◆ **Request**: Please write the listing below out again exactly, leaving every picture behind.

Dataset records:
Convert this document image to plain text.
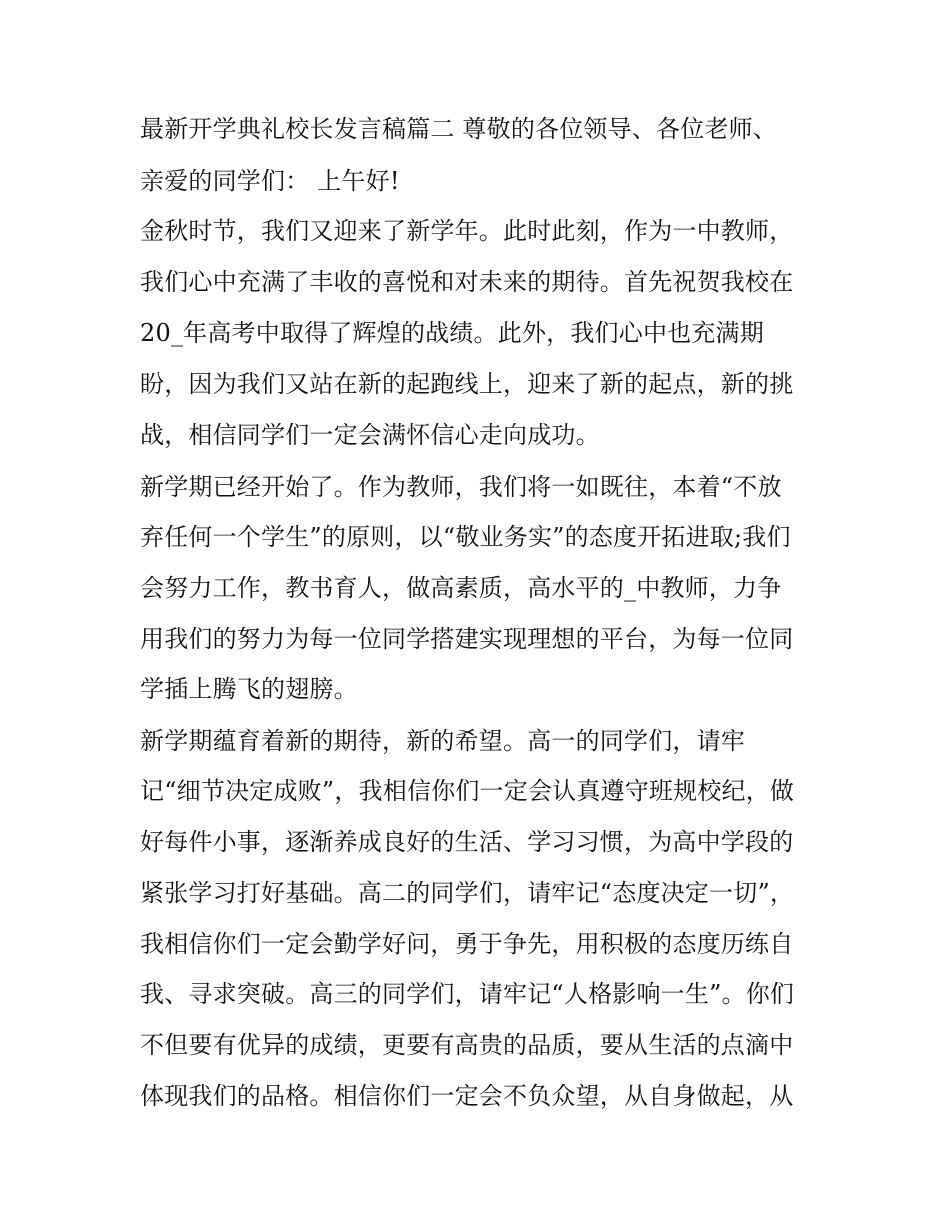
最新开学典礼校长发言稿篇二 尊敬的各位领导、各位老师、
亲爱的同学们： 上午好!
金秋时节，我们又迎来了新学年。此时此刻，作为一中教师，
我们心中充满了丰收的喜悦和对未来的期待。首先祝贺我校在
20_年高考中取得了辉煌的战绩。此外，我们心中也充满期
盼，因为我们又站在新的起跑线上，迎来了新的起点，新的挑
战，相信同学们一定会满怀信心走向成功。
新学期已经开始了。作为教师，我们将一如既往，本着“不放
弃任何一个学生”的原则，以“敬业务实”的态度开拓进取;我们
会努力工作，教书育人，做高素质，高水平的_中教师，力争
用我们的努力为每一位同学搭建实现理想的平台，为每一位同
学插上腾飞的翅膀。
新学期蕴育着新的期待，新的希望。高一的同学们，请牢
记“细节决定成败”，我相信你们一定会认真遵守班规校纪，做
好每件小事，逐渐养成良好的生活、学习习惯，为高中学段的
紧张学习打好基础。高二的同学们，请牢记“态度决定一切”，
我相信你们一定会勤学好问，勇于争先，用积极的态度历练自
我、寻求突破。高三的同学们，请牢记“人格影响一生”。你们
不但要有优异的成绩，更要有高贵的品质，要从生活的点滴中
体现我们的品格。相信你们一定会不负众望，从自身做起，从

◆ **Correct result**:
Convert this document image to plain text.
最新开学典礼校长发言稿篇二 尊敬的各位领导、各位老师、
亲爱的同学们： 上午好!
金秋时节，我们又迎来了新学年。此时此刻，作为一中教师，
我们心中充满了丰收的喜悦和对未来的期待。首先祝贺我校在
20_年高考中取得了辉煌的战绩。此外，我们心中也充满期
盼，因为我们又站在新的起跑线上，迎来了新的起点，新的挑
战，相信同学们一定会满怀信心走向成功。
新学期已经开始了。作为教师，我们将一如既往，本着“不放
弃任何一个学生”的原则，以“敬业务实”的态度开拓进取;我们
会努力工作，教书育人，做高素质，高水平的_中教师，力争
用我们的努力为每一位同学搭建实现理想的平台，为每一位同
学插上腾飞的翅膀。
新学期蕴育着新的期待，新的希望。高一的同学们，请牢
记“细节决定成败”，我相信你们一定会认真遵守班规校纪，做
好每件小事，逐渐养成良好的生活、学习习惯，为高中学段的
紧张学习打好基础。高二的同学们，请牢记“态度决定一切”，
我相信你们一定会勤学好问，勇于争先，用积极的态度历练自
我、寻求突破。高三的同学们，请牢记“人格影响一生”。你们
不但要有优异的成绩，更要有高贵的品质，要从生活的点滴中
体现我们的品格。相信你们一定会不负众望，从自身做起，从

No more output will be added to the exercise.